SET PROBLEM: Search the records for "book". Copy every line where it appears.

Raw records:
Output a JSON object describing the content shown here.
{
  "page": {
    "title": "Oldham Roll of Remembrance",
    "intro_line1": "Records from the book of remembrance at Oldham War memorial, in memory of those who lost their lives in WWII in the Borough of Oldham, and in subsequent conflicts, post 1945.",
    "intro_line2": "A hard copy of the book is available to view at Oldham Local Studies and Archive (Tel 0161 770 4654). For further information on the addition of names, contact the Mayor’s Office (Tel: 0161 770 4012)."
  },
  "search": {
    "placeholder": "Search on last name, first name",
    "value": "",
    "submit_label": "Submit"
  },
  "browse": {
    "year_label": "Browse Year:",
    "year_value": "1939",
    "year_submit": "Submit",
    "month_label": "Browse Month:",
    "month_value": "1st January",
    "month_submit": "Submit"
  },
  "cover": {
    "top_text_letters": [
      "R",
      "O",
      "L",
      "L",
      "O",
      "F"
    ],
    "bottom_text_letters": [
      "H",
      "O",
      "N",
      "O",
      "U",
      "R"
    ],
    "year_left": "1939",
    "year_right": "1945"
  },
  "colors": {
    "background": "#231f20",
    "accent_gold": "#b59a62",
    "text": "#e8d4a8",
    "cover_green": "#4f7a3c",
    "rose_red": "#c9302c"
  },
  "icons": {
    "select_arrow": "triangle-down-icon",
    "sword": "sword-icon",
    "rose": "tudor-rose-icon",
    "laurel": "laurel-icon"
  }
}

ANSWER TO THE EXERCISE:
    "intro_line1": "Records from the book of remembrance at Oldham War memorial, in memory of those who lost their lives in WWII in the Borough of Oldham, and in subsequent conflicts, post 1945.",
    "intro_line2": "A hard copy of the book is available to view at Oldham Local Studies and Archive (Tel 0161 770 4654). For further information on the addition of names, contact the Mayor’s Office (Tel: 0161 770 4012)."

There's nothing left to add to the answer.